> Short task: Scan the data. Collect each line that contains the word "this".

(Recorded data)
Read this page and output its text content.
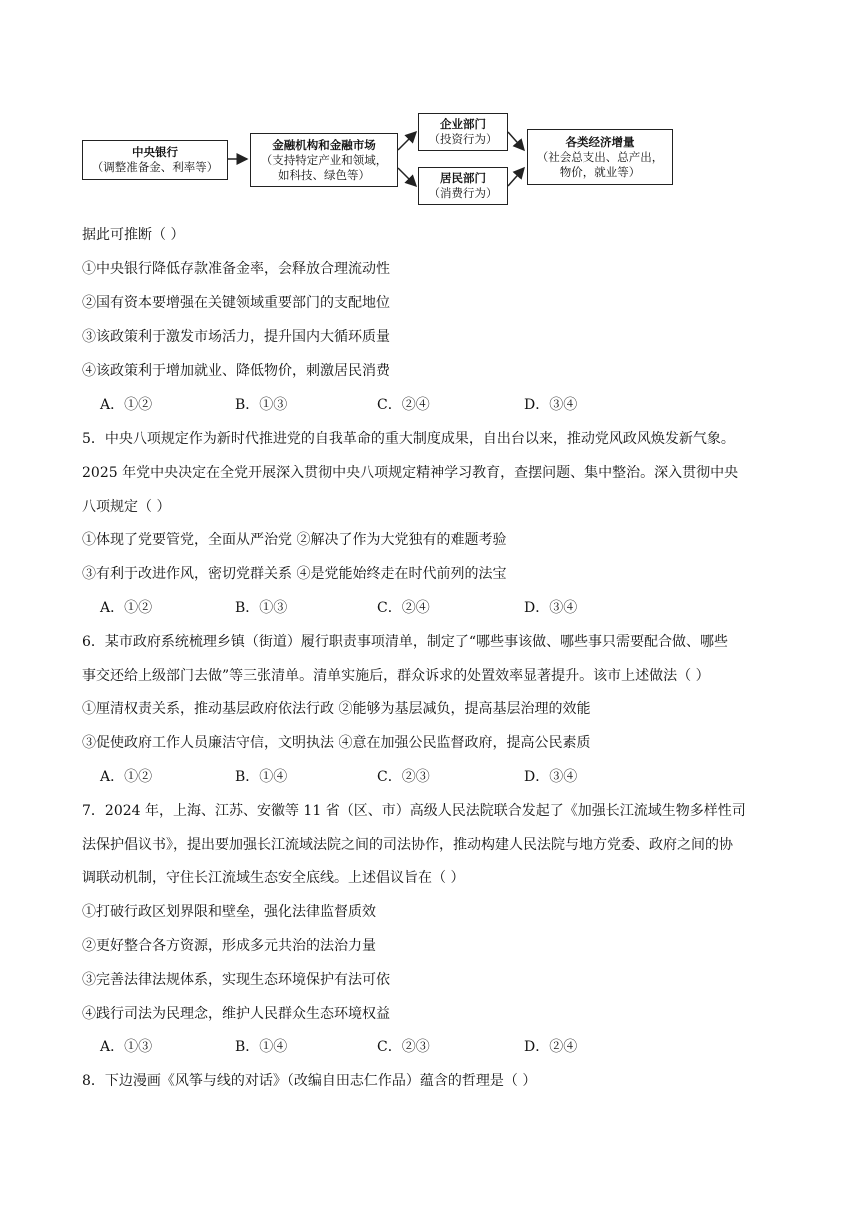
中央银行
（调整准备金、利率等）
金融机构和金融市场
（支持特定产业和领域，
如科技、绿色等）
企业部门
（投资行为）
居民部门
（消费行为）
各类经济增量
（社会总支出、总产出，
物价，就业等）
据此可推断（ ）
①中央银行降低存款准备金率，会释放合理流动性
②国有资本要增强在关键领域重要部门的支配地位
③该政策利于激发市场活力，提升国内大循环质量
④该政策利于增加就业、降低物价，刺激居民消费
A．①②	B．①③	C．②④	D．③④
5．中央八项规定作为新时代推进党的自我革命的重大制度成果，自出台以来，推动党风政风焕发新气象。
2025 年党中央决定在全党开展深入贯彻中央八项规定精神学习教育，查摆问题、集中整治。深入贯彻中央
八项规定（ ）
①体现了党要管党，全面从严治党 ②解决了作为大党独有的难题考验
③有利于改进作风，密切党群关系 ④是党能始终走在时代前列的法宝
A．①②	B．①③	C．②④	D．③④
6．某市政府系统梳理乡镇（街道）履行职责事项清单，制定了“哪些事该做、哪些事只需要配合做、哪些
事交还给上级部门去做”等三张清单。清单实施后，群众诉求的处置效率显著提升。该市上述做法（ ）
①厘清权责关系，推动基层政府依法行政 ②能够为基层减负，提高基层治理的效能
③促使政府工作人员廉洁守信，文明执法 ④意在加强公民监督政府，提高公民素质
A．①②	B．①④	C．②③	D．③④
7．2024 年，上海、江苏、安徽等 11 省（区、市）高级人民法院联合发起了《加强长江流域生物多样性司
法保护倡议书》，提出要加强长江流域法院之间的司法协作，推动构建人民法院与地方党委、政府之间的协
调联动机制，守住长江流域生态安全底线。上述倡议旨在（ ）
①打破行政区划界限和壁垒，强化法律监督质效
②更好整合各方资源，形成多元共治的法治力量
③完善法律法规体系，实现生态环境保护有法可依
④践行司法为民理念，维护人民群众生态环境权益
A．①③	B．①④	C．②③	D．②④
8．下边漫画《风筝与线的对话》（改编自田志仁作品）蕴含的哲理是（ ）
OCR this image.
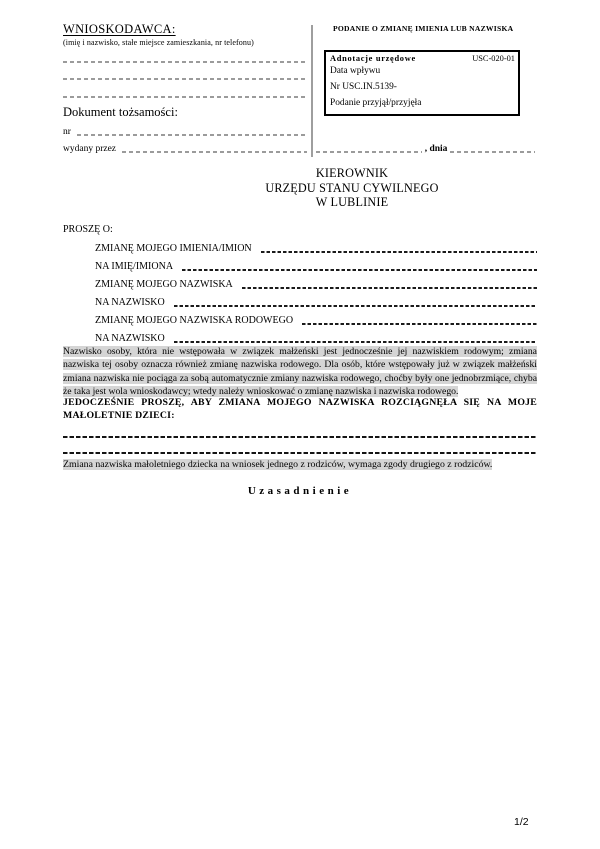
WNIOSKODAWCA:
(imię i nazwisko, stałe miejsce zamieszkania, nr telefonu)
Dokument tożsamości:
nr
wydany przez
PODANIE O ZMIANĘ IMIENIA LUB NAZWISKA
Adnotacje urzędowe	USC-020-01
Data wpływu
Nr USC.IN.5139-
Podanie przyjął/przyjęła
, dnia
KIEROWNIK
URZĘDU STANU CYWILNEGO
W LUBLINIE
PROSZĘ O:
ZMIANĘ MOJEGO IMIENIA/IMION
NA IMIĘ/IMIONA
ZMIANĘ MOJEGO NAZWISKA
NA NAZWISKO
ZMIANĘ MOJEGO NAZWISKA RODOWEGO
NA NAZWISKO
Nazwisko osoby, która nie wstępowała w związek małżeński jest jednocześnie jej nazwiskiem rodowym; zmiana nazwiska tej osoby oznacza również zmianę nazwiska rodowego. Dla osób, które wstępowały już w związek małżeński zmiana nazwiska nie pociąga za sobą automatycznie zmiany nazwiska rodowego, choćby były one jednobrzmiące, chyba że taka jest wola wnioskodawcy; wtedy należy wnioskować o zmianę nazwiska i nazwiska rodowego.
JEDOCZEŚNIE PROSZĘ, ABY ZMIANA MOJEGO NAZWISKA ROZCIĄGNĘŁA SIĘ NA MOJE MAŁOLETNIE DZIECI:
Zmiana nazwiska małoletniego dziecka na wniosek jednego z rodziców, wymaga zgody drugiego z rodziców.
Uzasadnienie
1/2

> Expected output:
Read this page and output its text content.
OCR this image.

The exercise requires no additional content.